:: DATA TO PROCESS

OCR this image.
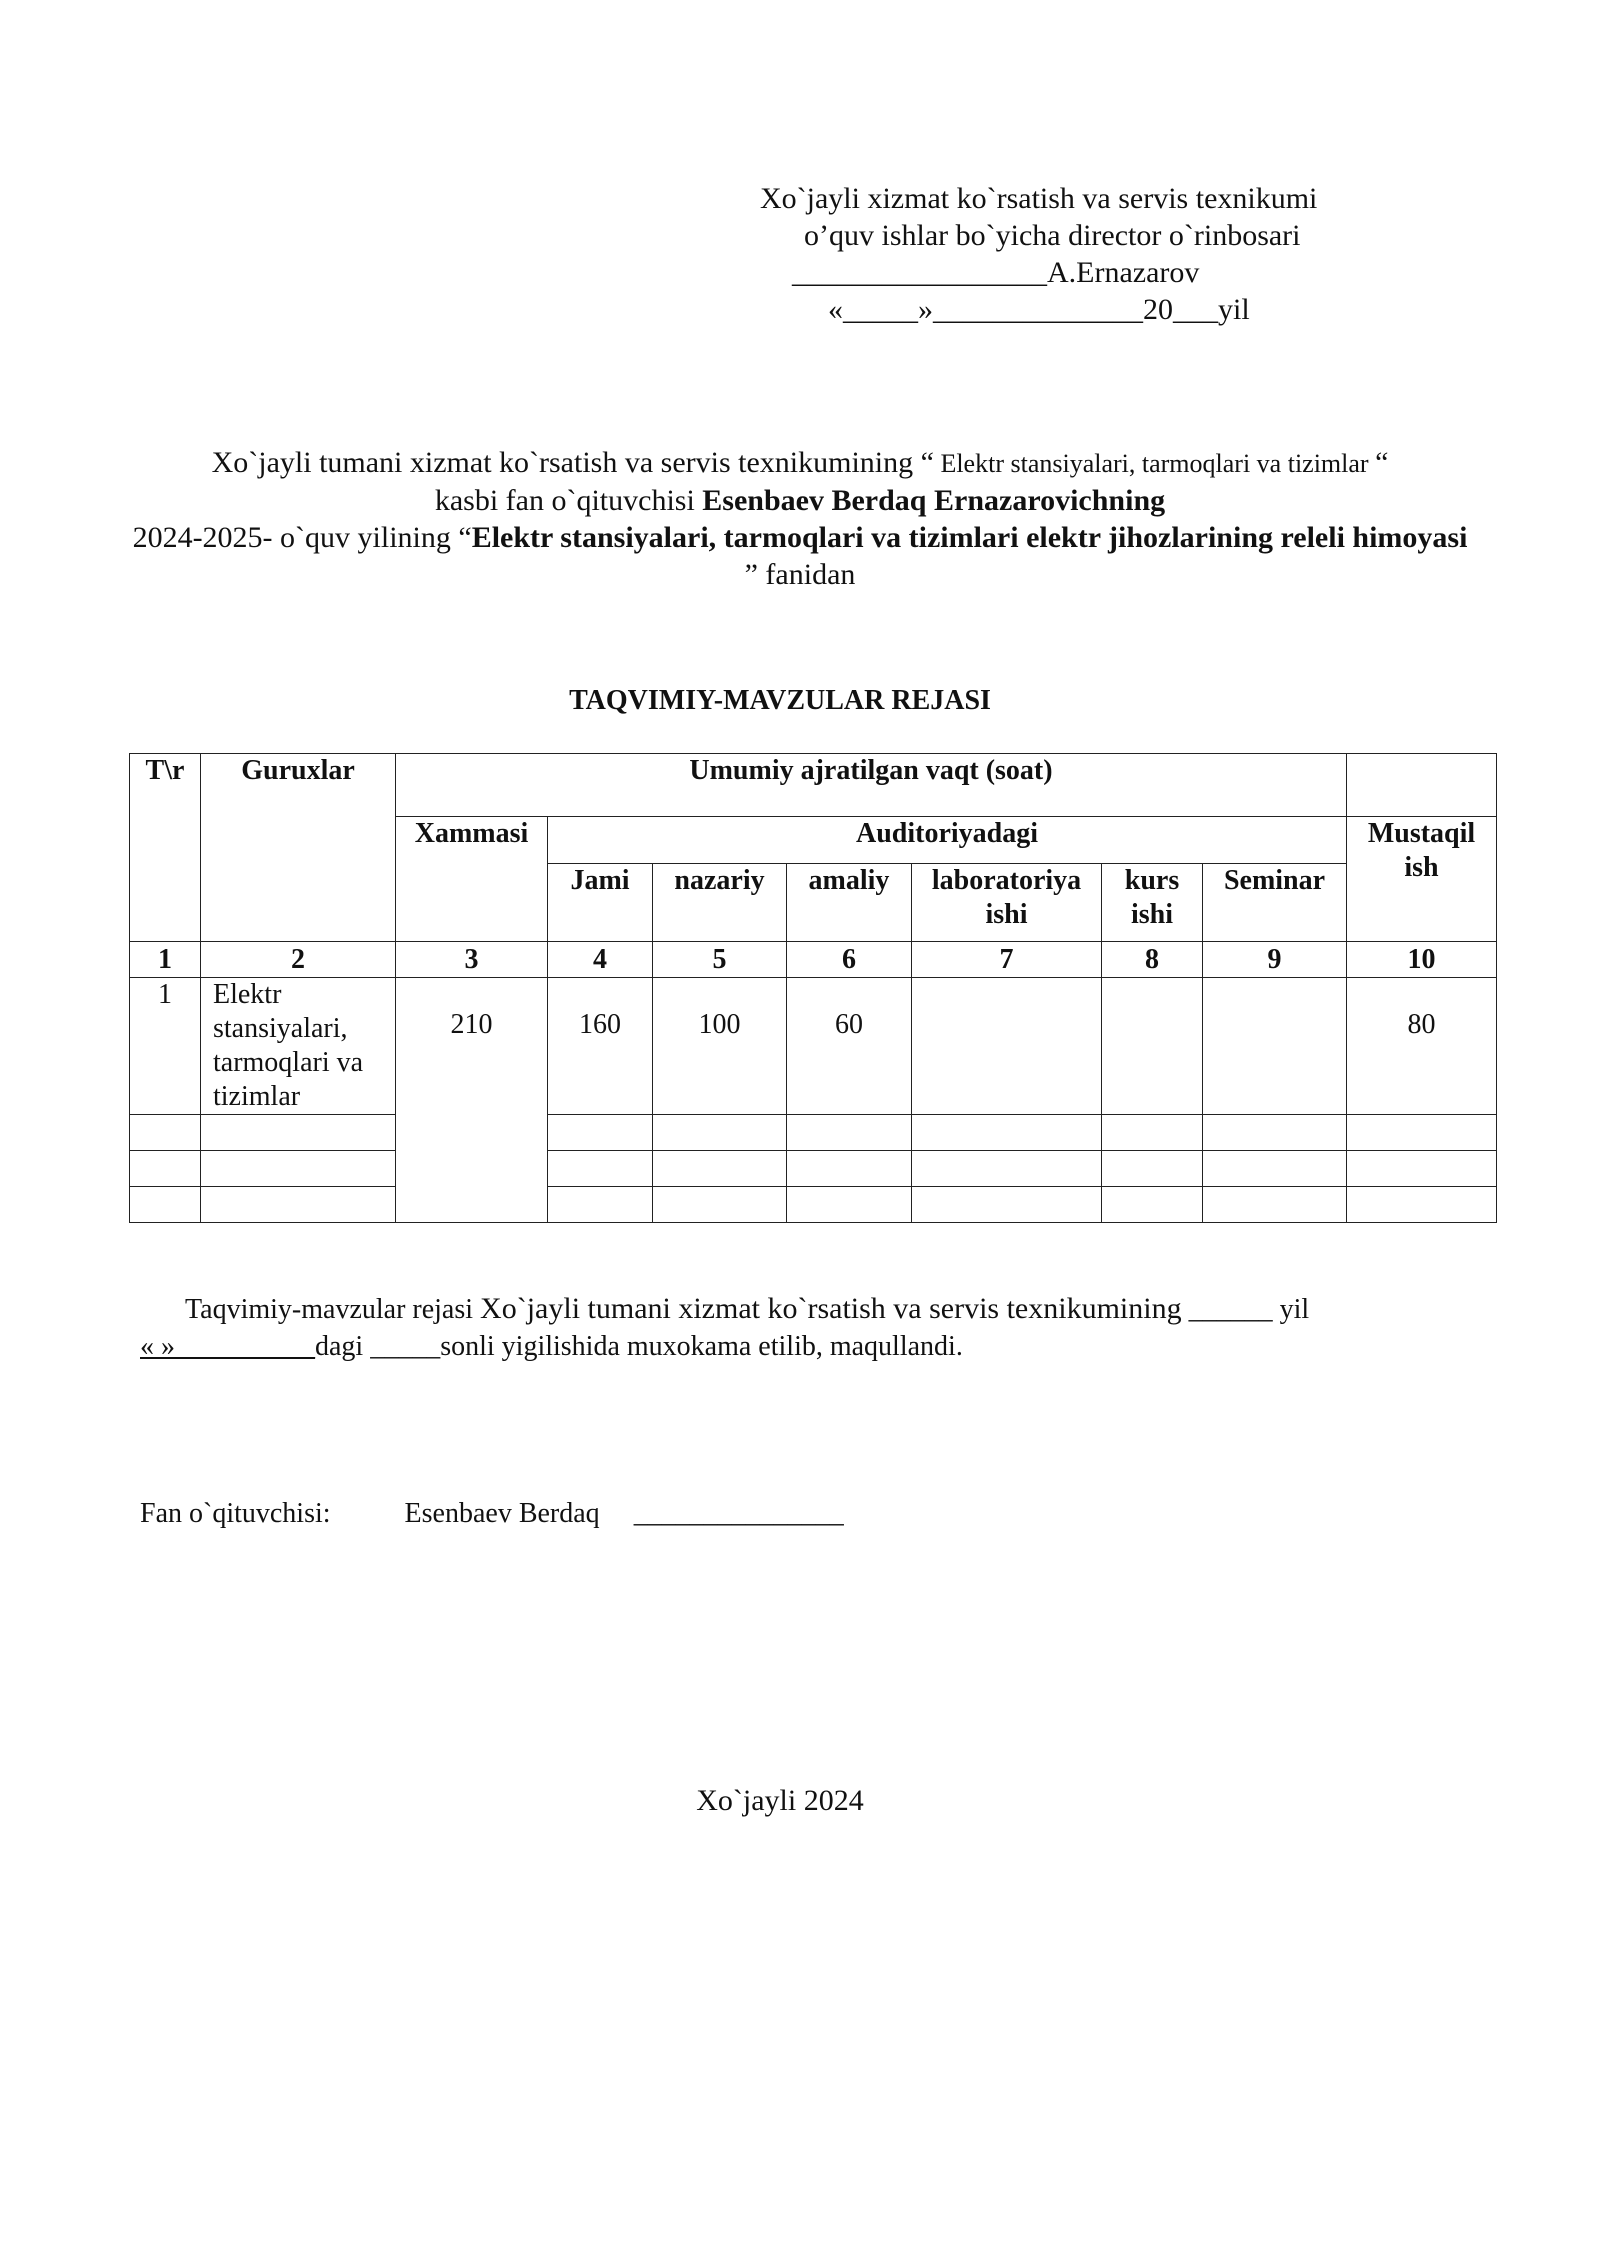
Xo`jayli xizmat ko`rsatish va servis texnikumi
o’quv ishlar bo`yicha director o`rinbosari
_________________A.Ernazarov
«_____»______________20___yil
Xo`jayli tumani xizmat ko`rsatish va servis texnikumining “ Elektr stansiyalari, tarmoqlari va tizimlar “
kasbi fan o`qituvchisi Esenbaev Berdaq Ernazarovichning
2024-2025- o`quv yilining “Elektr stansiyalari, tarmoqlari va tizimlari elektr jihozlarining releli himoyasi ” fanidan
TAQVIMIY-MAVZULAR REJASI
T\r	Guruxlar	Umumiy ajratilgan vaqt (soat)							
		Xammasi	Auditoriyadagi						Mustaqil ish
			Jami	nazariy	amaliy	laboratoriya ishi	kurs ishi	Seminar	
1	2	3	4	5	6	7	8	9	10
1	Elektr stansiyalari, tarmoqlari va tizimlar	210	160	100	60				80

Taqvimiy-mavzular rejasi Xo`jayli tumani xizmat ko`rsatish va servis texnikumining ______ yil
« »__________dagi _____sonli yigilishida muxokama etilib, maqullandi.
Fan o`qituvchisi:	Esenbaev Berdaq _______________
Xo`jayli 2024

::::

▸ **AIM**:
Extract all lines from the data in which "Elektr" is found.

▸ **RESPONSE BELOW**:
Xo`jayli tumani xizmat ko`rsatish va servis texnikumining “ Elektr stansiyalari, tarmoqlari va tizimlar “
2024-2025- o`quv yilining “Elektr stansiyalari, tarmoqlari va tizimlari elektr jihozlarining releli himoyasi ” fanidan
1	Elektr stansiyalari, tarmoqlari va tizimlar	210	160	100	60				80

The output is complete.